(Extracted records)
◇ ◇ ◇ ◇ ◇

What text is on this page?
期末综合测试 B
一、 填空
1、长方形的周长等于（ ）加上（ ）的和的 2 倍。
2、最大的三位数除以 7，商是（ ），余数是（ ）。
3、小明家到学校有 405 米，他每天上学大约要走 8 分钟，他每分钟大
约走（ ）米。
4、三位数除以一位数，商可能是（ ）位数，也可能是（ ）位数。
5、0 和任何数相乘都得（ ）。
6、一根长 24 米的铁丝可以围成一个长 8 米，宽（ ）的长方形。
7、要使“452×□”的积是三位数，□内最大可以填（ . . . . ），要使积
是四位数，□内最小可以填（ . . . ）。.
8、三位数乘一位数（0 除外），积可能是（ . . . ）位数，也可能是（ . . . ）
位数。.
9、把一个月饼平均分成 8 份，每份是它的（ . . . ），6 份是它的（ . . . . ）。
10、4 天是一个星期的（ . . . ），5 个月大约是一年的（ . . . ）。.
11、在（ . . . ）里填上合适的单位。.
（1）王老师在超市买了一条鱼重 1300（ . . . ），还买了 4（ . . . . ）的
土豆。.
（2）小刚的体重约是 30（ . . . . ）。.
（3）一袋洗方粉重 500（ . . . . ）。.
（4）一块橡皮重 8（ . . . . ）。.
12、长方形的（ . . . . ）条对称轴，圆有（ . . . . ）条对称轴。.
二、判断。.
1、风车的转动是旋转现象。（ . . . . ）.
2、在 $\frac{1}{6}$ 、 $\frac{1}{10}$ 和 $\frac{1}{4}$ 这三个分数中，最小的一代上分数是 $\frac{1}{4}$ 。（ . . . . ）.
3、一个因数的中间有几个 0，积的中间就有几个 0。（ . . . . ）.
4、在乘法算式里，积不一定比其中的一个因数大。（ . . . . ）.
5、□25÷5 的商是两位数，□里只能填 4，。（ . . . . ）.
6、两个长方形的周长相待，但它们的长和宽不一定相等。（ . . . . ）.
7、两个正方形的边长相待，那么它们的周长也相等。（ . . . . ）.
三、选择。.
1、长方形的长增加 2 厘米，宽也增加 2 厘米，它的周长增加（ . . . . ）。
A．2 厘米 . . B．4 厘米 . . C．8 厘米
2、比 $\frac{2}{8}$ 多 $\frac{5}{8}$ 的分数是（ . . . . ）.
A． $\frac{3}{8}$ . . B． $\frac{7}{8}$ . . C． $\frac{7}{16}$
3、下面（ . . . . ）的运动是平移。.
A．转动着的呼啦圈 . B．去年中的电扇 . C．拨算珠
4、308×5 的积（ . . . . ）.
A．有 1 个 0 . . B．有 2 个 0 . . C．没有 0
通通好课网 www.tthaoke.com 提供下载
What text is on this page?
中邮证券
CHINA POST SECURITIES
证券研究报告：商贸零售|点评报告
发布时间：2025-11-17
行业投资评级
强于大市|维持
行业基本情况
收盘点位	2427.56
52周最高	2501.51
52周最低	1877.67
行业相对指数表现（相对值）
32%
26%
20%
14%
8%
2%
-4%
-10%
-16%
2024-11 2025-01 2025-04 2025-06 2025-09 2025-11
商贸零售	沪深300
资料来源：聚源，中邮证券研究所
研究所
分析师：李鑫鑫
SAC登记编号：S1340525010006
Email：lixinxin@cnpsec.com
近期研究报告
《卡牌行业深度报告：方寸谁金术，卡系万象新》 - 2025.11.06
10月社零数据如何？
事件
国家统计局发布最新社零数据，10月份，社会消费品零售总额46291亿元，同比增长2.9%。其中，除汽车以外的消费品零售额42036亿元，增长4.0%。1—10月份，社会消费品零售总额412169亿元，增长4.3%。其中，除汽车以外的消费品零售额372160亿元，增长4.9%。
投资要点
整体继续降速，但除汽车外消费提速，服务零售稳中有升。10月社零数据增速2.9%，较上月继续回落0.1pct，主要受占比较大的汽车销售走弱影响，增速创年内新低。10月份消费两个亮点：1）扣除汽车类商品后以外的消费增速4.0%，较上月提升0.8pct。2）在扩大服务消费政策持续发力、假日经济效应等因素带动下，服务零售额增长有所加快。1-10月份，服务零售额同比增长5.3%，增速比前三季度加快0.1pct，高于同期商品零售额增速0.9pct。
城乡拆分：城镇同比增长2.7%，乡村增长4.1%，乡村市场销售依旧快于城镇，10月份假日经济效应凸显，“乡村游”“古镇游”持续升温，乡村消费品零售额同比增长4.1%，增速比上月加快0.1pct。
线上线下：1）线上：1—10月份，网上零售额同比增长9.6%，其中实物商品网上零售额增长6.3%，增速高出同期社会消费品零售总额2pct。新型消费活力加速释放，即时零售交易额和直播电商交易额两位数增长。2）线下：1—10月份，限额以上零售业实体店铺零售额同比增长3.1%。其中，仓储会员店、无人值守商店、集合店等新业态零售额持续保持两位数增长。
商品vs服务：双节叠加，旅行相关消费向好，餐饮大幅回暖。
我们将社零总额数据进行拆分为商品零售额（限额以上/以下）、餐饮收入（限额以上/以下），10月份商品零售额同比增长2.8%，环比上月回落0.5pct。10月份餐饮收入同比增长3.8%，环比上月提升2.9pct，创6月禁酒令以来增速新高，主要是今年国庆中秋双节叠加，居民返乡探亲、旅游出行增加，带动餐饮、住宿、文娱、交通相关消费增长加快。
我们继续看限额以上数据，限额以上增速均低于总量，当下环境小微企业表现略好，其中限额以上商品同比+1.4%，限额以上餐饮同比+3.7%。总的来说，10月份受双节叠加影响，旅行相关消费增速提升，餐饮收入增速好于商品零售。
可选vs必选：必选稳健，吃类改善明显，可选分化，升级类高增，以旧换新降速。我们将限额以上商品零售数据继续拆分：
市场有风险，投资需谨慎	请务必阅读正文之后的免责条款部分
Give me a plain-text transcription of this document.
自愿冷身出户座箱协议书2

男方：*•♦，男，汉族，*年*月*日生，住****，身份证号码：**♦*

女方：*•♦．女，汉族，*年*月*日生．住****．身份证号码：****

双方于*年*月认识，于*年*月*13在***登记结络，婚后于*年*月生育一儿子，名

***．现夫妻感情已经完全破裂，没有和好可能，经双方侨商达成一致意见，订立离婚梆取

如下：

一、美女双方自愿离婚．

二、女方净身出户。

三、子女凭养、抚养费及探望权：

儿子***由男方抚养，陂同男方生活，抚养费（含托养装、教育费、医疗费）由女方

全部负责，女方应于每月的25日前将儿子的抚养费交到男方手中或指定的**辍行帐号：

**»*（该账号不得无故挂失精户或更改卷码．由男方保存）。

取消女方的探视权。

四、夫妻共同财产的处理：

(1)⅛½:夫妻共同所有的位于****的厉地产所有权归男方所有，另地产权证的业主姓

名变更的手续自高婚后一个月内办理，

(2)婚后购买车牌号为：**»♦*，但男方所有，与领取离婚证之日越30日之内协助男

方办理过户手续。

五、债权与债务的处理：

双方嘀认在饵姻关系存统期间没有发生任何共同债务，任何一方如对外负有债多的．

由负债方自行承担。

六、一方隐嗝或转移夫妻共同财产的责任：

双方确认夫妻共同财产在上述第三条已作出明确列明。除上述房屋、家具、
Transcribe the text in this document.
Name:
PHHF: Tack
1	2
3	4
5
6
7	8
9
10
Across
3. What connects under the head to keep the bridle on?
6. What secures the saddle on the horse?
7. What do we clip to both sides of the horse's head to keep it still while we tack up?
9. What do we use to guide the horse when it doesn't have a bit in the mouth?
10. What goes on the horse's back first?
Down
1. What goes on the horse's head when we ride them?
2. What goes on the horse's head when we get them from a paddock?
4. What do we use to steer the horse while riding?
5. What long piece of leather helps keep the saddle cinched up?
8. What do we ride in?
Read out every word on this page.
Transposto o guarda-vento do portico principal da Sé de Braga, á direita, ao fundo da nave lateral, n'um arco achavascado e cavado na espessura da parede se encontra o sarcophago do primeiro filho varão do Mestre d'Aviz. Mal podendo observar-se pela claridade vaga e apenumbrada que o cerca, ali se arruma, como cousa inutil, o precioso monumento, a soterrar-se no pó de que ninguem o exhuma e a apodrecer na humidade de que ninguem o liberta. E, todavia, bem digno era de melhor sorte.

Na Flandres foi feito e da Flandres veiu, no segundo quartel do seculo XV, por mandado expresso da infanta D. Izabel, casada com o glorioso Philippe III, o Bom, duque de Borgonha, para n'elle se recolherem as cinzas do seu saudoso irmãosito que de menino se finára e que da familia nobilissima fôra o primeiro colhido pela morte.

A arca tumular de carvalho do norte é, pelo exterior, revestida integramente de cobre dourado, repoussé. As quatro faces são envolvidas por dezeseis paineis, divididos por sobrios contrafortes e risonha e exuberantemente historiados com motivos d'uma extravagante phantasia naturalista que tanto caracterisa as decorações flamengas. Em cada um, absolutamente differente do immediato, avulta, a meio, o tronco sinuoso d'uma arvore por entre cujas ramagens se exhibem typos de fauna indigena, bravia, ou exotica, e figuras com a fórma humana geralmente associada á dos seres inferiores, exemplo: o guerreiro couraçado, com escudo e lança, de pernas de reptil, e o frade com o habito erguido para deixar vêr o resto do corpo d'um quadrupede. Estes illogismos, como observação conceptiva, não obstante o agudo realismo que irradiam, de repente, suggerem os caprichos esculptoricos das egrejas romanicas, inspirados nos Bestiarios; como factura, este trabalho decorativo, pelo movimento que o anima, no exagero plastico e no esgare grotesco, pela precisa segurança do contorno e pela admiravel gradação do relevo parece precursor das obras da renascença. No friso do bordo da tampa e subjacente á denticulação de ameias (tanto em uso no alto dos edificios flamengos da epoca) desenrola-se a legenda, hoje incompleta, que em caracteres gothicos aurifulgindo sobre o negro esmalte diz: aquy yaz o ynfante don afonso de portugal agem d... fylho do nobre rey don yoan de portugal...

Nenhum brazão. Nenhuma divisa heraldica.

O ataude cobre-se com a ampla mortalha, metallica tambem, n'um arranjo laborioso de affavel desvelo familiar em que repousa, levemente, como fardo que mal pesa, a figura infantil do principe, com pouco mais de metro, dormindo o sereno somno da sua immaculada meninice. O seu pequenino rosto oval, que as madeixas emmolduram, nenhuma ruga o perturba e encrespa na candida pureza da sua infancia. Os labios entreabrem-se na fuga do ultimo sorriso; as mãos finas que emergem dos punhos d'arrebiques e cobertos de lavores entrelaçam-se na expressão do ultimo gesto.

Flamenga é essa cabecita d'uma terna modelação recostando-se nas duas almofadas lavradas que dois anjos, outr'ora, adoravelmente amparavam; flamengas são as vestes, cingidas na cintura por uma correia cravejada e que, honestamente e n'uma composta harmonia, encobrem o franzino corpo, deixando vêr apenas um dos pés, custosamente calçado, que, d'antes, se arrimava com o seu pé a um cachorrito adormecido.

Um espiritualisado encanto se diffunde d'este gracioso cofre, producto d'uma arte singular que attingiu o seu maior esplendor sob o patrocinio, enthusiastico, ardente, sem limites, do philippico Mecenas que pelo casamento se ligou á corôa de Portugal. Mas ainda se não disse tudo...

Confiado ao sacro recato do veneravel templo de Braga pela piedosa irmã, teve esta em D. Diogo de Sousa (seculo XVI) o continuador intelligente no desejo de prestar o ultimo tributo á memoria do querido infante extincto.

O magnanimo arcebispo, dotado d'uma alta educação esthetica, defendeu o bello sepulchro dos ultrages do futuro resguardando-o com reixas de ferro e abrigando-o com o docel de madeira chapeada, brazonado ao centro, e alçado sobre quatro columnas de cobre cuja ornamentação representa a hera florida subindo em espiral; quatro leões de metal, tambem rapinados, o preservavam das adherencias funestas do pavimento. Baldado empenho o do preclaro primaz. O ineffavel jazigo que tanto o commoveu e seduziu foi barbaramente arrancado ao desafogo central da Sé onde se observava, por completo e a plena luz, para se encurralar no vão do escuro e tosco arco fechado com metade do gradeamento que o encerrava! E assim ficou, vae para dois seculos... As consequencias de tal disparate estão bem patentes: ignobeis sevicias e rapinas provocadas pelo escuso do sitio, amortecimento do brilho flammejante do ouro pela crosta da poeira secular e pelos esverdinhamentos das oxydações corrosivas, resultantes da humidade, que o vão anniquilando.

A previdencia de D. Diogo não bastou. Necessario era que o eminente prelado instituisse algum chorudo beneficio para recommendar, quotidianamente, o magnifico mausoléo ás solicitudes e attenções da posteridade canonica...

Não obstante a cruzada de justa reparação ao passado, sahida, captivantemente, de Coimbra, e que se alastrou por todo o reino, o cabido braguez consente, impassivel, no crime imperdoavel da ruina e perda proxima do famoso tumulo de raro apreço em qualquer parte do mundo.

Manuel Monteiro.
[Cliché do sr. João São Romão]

◇ ◇ ◇ ◇ ◇

INSTRUCTIONS TO FOLLOW: State how many lines above contain the string "them", with no other words.

WORKED ANSWER: 2